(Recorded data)
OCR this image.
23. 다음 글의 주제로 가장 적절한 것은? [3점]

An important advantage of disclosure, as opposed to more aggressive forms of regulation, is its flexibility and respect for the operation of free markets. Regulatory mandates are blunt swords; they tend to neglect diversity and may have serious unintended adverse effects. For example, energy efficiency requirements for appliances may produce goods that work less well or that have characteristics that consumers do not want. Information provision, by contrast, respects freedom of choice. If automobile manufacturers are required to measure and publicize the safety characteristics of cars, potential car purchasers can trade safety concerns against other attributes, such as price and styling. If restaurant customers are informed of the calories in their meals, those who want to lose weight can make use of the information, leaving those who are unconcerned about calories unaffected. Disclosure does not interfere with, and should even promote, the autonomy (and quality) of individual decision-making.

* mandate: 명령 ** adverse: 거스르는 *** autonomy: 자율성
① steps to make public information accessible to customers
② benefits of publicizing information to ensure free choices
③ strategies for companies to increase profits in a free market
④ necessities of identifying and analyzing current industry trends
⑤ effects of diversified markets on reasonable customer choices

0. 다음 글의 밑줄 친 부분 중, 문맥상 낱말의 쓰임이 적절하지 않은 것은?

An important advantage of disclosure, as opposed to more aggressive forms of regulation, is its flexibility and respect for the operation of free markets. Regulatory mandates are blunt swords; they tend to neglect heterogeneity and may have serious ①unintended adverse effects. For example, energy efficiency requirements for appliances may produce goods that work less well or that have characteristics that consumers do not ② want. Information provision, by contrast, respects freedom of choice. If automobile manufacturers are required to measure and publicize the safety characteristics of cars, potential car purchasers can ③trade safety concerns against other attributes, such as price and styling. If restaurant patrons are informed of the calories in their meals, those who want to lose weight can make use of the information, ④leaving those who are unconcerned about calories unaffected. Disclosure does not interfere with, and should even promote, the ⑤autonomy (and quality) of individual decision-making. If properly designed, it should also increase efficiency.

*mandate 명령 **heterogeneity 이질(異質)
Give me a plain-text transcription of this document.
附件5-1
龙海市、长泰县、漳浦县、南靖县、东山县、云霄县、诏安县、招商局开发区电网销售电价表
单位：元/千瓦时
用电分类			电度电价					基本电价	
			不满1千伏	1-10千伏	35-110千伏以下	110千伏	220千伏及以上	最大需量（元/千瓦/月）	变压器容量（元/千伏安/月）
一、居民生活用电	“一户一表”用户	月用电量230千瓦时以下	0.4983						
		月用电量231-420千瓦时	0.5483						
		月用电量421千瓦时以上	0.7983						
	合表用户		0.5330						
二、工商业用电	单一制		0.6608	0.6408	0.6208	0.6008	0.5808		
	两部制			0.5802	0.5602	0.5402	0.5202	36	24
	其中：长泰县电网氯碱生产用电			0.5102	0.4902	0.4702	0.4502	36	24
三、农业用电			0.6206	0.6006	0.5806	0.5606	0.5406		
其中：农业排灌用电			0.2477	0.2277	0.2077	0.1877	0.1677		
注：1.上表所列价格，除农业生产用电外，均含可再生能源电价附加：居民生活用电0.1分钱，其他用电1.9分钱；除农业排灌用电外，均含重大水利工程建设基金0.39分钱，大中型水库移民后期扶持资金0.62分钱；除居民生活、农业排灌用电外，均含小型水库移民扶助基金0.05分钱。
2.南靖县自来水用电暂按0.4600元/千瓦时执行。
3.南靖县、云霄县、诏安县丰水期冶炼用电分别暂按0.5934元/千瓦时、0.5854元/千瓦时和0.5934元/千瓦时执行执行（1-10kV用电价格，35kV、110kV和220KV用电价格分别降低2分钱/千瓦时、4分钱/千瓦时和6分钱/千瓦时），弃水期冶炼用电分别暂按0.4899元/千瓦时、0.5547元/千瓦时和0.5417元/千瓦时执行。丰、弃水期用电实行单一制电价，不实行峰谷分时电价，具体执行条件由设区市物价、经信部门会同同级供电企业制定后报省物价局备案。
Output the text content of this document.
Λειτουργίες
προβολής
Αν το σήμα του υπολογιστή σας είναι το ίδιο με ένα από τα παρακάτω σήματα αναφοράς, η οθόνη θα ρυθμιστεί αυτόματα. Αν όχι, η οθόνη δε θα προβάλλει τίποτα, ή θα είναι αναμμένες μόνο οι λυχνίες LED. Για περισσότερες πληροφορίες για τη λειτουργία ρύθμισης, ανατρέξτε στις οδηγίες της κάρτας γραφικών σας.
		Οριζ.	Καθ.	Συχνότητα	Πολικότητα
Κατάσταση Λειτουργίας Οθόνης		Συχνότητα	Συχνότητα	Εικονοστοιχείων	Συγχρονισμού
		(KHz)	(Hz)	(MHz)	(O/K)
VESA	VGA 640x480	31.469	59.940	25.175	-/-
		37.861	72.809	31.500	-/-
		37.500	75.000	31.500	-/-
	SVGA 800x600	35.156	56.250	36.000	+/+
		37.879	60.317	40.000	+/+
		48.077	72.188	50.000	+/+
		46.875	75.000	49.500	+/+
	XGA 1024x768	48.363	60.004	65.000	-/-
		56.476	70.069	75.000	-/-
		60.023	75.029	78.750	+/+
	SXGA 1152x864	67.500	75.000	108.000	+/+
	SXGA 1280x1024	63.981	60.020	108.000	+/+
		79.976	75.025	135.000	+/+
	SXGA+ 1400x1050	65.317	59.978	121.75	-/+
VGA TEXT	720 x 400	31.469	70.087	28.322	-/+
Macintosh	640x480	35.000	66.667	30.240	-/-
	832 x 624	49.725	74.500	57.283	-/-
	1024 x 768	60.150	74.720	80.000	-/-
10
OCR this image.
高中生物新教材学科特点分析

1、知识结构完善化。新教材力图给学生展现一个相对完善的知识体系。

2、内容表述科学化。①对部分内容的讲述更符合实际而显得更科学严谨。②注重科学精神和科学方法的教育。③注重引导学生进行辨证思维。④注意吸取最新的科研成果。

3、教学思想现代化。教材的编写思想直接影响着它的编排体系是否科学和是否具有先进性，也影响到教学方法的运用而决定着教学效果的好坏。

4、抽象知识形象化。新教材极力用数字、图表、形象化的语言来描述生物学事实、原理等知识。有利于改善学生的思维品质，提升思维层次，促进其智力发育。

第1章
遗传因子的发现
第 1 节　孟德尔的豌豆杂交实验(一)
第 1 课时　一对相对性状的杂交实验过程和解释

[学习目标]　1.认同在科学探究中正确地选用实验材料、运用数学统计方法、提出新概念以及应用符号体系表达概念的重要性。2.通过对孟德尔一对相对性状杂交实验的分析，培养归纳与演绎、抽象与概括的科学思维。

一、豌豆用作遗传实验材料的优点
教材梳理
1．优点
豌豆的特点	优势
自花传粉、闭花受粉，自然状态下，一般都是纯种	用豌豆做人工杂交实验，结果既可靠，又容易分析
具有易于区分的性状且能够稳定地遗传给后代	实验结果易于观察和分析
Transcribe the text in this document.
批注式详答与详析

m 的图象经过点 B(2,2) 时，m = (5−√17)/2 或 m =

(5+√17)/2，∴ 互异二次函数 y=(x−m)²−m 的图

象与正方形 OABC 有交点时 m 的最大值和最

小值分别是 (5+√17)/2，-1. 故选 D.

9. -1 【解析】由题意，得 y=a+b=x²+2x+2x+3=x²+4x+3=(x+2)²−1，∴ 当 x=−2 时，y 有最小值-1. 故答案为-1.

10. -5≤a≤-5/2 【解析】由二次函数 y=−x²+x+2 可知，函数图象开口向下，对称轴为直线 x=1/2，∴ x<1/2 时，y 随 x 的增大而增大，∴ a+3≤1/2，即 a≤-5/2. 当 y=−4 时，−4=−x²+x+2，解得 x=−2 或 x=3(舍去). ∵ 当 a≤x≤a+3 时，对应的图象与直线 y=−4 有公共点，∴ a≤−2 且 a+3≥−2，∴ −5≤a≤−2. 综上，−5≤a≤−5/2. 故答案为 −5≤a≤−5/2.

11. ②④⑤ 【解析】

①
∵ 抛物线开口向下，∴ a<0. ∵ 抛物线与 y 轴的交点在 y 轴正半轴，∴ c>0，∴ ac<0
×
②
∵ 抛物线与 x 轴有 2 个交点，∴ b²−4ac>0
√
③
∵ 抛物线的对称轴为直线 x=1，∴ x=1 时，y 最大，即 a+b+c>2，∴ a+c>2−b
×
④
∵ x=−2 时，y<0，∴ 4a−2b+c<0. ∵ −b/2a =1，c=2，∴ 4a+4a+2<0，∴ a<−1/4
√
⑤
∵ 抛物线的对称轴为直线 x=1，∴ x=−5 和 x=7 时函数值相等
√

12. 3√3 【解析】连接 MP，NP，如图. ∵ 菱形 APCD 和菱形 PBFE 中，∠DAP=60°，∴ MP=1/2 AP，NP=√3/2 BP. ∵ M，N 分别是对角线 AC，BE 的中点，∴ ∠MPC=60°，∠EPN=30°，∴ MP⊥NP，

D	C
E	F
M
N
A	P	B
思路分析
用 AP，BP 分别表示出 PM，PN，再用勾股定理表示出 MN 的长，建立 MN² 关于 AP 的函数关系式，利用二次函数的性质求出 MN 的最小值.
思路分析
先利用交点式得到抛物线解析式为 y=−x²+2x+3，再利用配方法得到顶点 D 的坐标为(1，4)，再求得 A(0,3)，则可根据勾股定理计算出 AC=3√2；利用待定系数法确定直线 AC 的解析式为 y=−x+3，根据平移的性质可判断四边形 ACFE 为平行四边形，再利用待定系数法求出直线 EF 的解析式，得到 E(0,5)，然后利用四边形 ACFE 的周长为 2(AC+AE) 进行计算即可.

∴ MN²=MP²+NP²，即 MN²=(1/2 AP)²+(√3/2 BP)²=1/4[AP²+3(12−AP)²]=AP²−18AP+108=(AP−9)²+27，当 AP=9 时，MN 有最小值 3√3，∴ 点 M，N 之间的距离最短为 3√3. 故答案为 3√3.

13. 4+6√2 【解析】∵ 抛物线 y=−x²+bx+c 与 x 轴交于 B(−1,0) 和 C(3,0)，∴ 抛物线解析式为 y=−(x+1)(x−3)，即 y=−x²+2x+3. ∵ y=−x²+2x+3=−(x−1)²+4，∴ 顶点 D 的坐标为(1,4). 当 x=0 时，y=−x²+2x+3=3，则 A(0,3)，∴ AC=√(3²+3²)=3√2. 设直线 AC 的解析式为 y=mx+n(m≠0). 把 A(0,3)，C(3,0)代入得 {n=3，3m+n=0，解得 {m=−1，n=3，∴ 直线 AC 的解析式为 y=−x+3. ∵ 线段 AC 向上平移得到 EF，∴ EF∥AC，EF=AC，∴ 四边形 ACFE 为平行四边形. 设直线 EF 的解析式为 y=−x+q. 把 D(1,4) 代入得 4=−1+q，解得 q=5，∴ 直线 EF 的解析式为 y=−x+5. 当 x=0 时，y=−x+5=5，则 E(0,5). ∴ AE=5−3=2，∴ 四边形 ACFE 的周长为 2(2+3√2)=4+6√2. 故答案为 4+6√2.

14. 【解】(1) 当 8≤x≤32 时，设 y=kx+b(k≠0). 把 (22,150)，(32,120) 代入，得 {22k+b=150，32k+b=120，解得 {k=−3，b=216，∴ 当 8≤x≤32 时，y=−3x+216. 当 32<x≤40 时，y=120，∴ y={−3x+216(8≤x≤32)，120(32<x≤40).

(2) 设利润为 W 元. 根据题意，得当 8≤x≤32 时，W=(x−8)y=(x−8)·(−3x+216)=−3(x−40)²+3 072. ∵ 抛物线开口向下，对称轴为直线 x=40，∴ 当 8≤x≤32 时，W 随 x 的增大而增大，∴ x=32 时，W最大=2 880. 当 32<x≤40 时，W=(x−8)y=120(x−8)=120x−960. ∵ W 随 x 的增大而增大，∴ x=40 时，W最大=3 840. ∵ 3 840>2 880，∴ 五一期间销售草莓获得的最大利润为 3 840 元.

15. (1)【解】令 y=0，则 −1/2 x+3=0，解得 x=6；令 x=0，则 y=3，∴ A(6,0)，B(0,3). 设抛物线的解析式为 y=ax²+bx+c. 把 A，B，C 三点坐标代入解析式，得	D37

▶ PROBLEM STATEMENT
Where a line above holds the string "choices", show that line.

▶ WRITTEN SOLUTION
② benefits of publicizing information to ensure free choices
⑤ effects of diversified markets on reasonable customer choices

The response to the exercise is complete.